• [Exercise prompt]: Extract the full listing below without altering a single character.

• [Exercise material]:
______________________________
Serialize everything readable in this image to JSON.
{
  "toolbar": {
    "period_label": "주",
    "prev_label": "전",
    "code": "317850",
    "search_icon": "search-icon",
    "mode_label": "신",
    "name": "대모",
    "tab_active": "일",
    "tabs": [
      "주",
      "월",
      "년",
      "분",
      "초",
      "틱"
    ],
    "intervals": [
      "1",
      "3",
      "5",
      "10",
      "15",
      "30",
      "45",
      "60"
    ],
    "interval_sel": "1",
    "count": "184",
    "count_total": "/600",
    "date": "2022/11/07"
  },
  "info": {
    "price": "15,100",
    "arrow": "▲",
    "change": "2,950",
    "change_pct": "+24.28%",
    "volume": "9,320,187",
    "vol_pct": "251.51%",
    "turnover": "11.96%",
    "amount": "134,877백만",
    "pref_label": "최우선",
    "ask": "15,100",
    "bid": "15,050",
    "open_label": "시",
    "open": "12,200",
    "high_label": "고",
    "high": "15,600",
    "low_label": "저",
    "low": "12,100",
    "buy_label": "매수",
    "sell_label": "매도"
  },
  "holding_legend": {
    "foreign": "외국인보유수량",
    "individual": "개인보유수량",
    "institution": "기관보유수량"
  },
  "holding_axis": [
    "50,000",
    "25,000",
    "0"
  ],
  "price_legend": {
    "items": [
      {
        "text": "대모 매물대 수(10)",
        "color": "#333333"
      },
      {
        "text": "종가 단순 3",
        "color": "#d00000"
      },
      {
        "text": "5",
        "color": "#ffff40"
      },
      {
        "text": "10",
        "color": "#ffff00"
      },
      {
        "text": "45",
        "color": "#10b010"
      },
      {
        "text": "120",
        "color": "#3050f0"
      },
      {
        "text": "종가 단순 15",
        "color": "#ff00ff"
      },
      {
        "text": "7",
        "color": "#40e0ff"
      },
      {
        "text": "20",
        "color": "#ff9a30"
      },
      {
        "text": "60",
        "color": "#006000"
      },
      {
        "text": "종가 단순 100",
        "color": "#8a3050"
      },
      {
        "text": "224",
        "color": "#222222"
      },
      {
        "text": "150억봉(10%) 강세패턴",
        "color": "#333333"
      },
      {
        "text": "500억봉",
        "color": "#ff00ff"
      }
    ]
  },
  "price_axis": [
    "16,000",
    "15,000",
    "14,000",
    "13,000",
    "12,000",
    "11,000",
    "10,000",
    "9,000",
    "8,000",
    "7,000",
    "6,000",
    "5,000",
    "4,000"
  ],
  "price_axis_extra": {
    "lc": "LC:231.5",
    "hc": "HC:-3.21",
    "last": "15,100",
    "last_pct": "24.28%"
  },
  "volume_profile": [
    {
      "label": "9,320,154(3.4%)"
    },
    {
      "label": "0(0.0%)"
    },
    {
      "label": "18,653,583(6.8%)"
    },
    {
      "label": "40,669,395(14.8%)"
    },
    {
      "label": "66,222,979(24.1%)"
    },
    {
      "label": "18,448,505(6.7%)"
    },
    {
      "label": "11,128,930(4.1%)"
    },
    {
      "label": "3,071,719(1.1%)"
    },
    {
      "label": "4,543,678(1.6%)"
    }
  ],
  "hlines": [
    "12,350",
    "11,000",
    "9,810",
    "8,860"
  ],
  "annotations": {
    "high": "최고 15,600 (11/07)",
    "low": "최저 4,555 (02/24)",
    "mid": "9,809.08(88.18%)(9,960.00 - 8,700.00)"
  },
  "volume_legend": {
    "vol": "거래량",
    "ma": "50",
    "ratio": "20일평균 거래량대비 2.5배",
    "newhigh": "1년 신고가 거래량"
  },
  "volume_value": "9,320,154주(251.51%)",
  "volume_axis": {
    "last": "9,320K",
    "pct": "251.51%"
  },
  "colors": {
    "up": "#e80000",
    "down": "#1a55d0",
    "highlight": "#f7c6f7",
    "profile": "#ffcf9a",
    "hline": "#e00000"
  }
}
______________________________
• [Result of the task]:
Serialize everything readable in this image to JSON.
{
  "toolbar": {
    "period_label": "주",
    "prev_label": "전",
    "code": "317850",
    "search_icon": "search-icon",
    "mode_label": "신",
    "name": "대모",
    "tab_active": "일",
    "tabs": [
      "주",
      "월",
      "년",
      "분",
      "초",
      "틱"
    ],
    "intervals": [
      "1",
      "3",
      "5",
      "10",
      "15",
      "30",
      "45",
      "60"
    ],
    "interval_sel": "1",
    "count": "184",
    "count_total": "/600",
    "date": "2022/11/07"
  },
  "info": {
    "price": "15,100",
    "arrow": "▲",
    "change": "2,950",
    "change_pct": "+24.28%",
    "volume": "9,320,187",
    "vol_pct": "251.51%",
    "turnover": "11.96%",
    "amount": "134,877백만",
    "pref_label": "최우선",
    "ask": "15,100",
    "bid": "15,050",
    "open_label": "시",
    "open": "12,200",
    "high_label": "고",
    "high": "15,600",
    "low_label": "저",
    "low": "12,100",
    "buy_label": "매수",
    "sell_label": "매도"
  },
  "holding_legend": {
    "foreign": "외국인보유수량",
    "individual": "개인보유수량",
    "institution": "기관보유수량"
  },
  "holding_axis": [
    "50,000",
    "25,000",
    "0"
  ],
  "price_legend": {
    "items": [
      {
        "text": "대모 매물대 수(10)",
        "color": "#333333"
      },
      {
        "text": "종가 단순 3",
        "color": "#d00000"
      },
      {
        "text": "5",
        "color": "#ffff40"
      },
      {
        "text": "10",
        "color": "#ffff00"
      },
      {
        "text": "45",
        "color": "#10b010"
      },
      {
        "text": "120",
        "color": "#3050f0"
      },
      {
        "text": "종가 단순 15",
        "color": "#ff00ff"
      },
      {
        "text": "7",
        "color": "#40e0ff"
      },
      {
        "text": "20",
        "color": "#ff9a30"
      },
      {
        "text": "60",
        "color": "#006000"
      },
      {
        "text": "종가 단순 100",
        "color": "#8a3050"
      },
      {
        "text": "224",
        "color": "#222222"
      },
      {
        "text": "150억봉(10%) 강세패턴",
        "color": "#333333"
      },
      {
        "text": "500억봉",
        "color": "#ff00ff"
      }
    ]
  },
  "price_axis": [
    "16,000",
    "15,000",
    "14,000",
    "13,000",
    "12,000",
    "11,000",
    "10,000",
    "9,000",
    "8,000",
    "7,000",
    "6,000",
    "5,000",
    "4,000"
  ],
  "price_axis_extra": {
    "lc": "LC:231.5",
    "hc": "HC:-3.21",
    "last": "15,100",
    "last_pct": "24.28%"
  },
  "volume_profile": [
    {
      "label": "9,320,154(3.4%)"
    },
    {
      "label": "0(0.0%)"
    },
    {
      "label": "18,653,583(6.8%)"
    },
    {
      "label": "40,669,395(14.8%)"
    },
    {
      "label": "66,222,979(24.1%)"
    },
    {
      "label": "18,448,505(6.7%)"
    },
    {
      "label": "11,128,930(4.1%)"
    },
    {
      "label": "3,071,719(1.1%)"
    },
    {
      "label": "4,543,678(1.6%)"
    }
  ],
  "hlines": [
    "12,350",
    "11,000",
    "9,810",
    "8,860"
  ],
  "annotations": {
    "high": "최고 15,600 (11/07)",
    "low": "최저 4,555 (02/24)",
    "mid": "9,809.08(88.18%)(9,960.00 - 8,700.00)"
  },
  "volume_legend": {
    "vol": "거래량",
    "ma": "50",
    "ratio": "20일평균 거래량대비 2.5배",
    "newhigh": "1년 신고가 거래량"
  },
  "volume_value": "9,320,154주(251.51%)",
  "volume_axis": {
    "last": "9,320K",
    "pct": "251.51%"
  },
  "colors": {
    "up": "#e80000",
    "down": "#1a55d0",
    "highlight": "#f7c6f7",
    "profile": "#ffcf9a",
    "hline": "#e00000"
  }
}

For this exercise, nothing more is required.